* GIVEN REQUEST *
Return the entries below in their exact form, leaving the pictures out.

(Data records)
^^^^^^^^^^^^^^^^
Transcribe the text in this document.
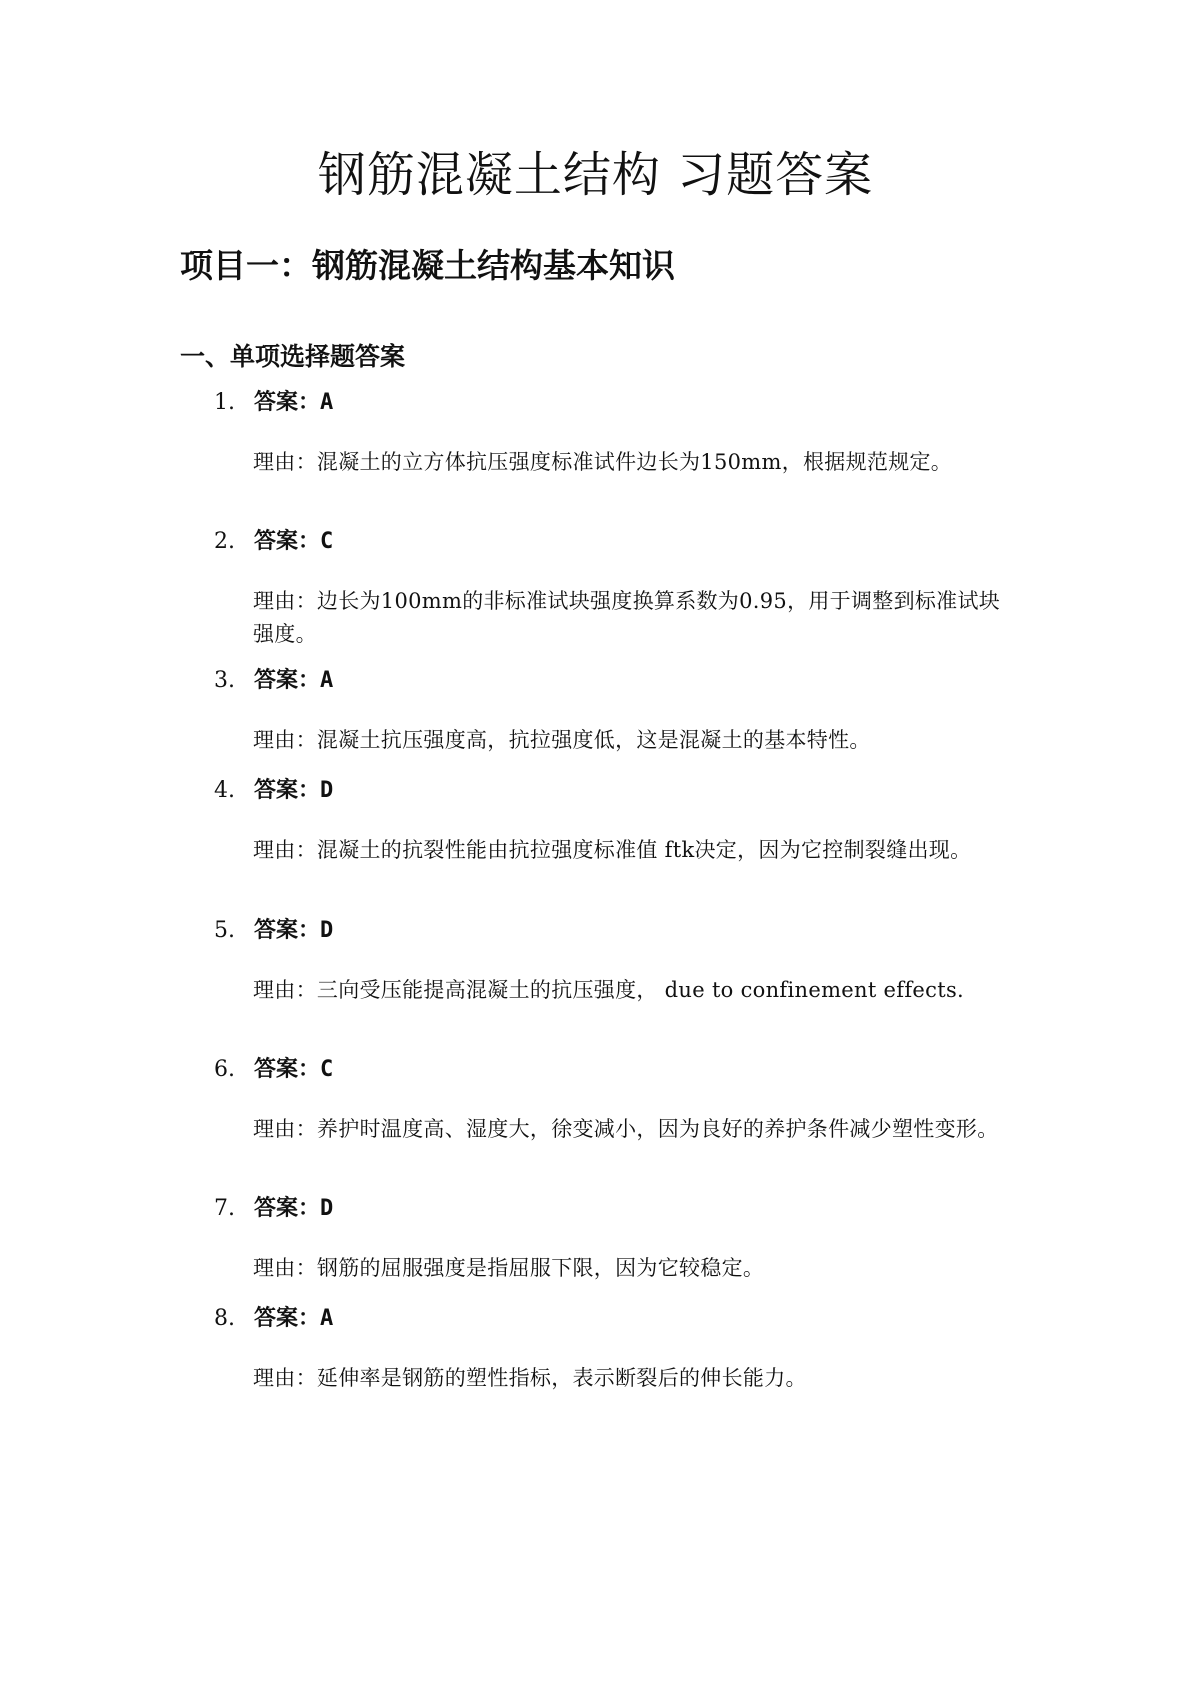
钢筋混凝土结构 习题答案
项目一：钢筋混凝土结构基本知识
一、单项选择题答案
1. 答案：A

理由：混凝土的立方体抗压强度标准试件边长为150mm，根据规范规定。

2. 答案：C

理由：边长为100mm的非标准试块强度换算系数为0.95，用于调整到标准试块强度。

3. 答案：A

理由：混凝土抗压强度高，抗拉强度低，这是混凝土的基本特性。

4. 答案：D

理由：混凝土的抗裂性能由抗拉强度标准值 ftk决定，因为它控制裂缝出现。

5. 答案：D

理由：三向受压能提高混凝土的抗压强度， due to confinement effects.

6. 答案：C

理由：养护时温度高、湿度大，徐变减小，因为良好的养护条件减少塑性变形。

7. 答案：D

理由：钢筋的屈服强度是指屈服下限，因为它较稳定。

8. 答案：A

理由：延伸率是钢筋的塑性指标，表示断裂后的伸长能力。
^^^^^^^^^^^^^^^^
* WORKED SOLUTION *
Transcribe the text in this document.
钢筋混凝土结构 习题答案
项目一：钢筋混凝土结构基本知识
一、单项选择题答案
1. 答案：A

理由：混凝土的立方体抗压强度标准试件边长为150mm，根据规范规定。

2. 答案：C

理由：边长为100mm的非标准试块强度换算系数为0.95，用于调整到标准试块强度。

3. 答案：A

理由：混凝土抗压强度高，抗拉强度低，这是混凝土的基本特性。

4. 答案：D

理由：混凝土的抗裂性能由抗拉强度标准值 ftk决定，因为它控制裂缝出现。

5. 答案：D

理由：三向受压能提高混凝土的抗压强度， due to confinement effects.

6. 答案：C

理由：养护时温度高、湿度大，徐变减小，因为良好的养护条件减少塑性变形。

7. 答案：D

理由：钢筋的屈服强度是指屈服下限，因为它较稳定。

8. 答案：A

理由：延伸率是钢筋的塑性指标，表示断裂后的伸长能力。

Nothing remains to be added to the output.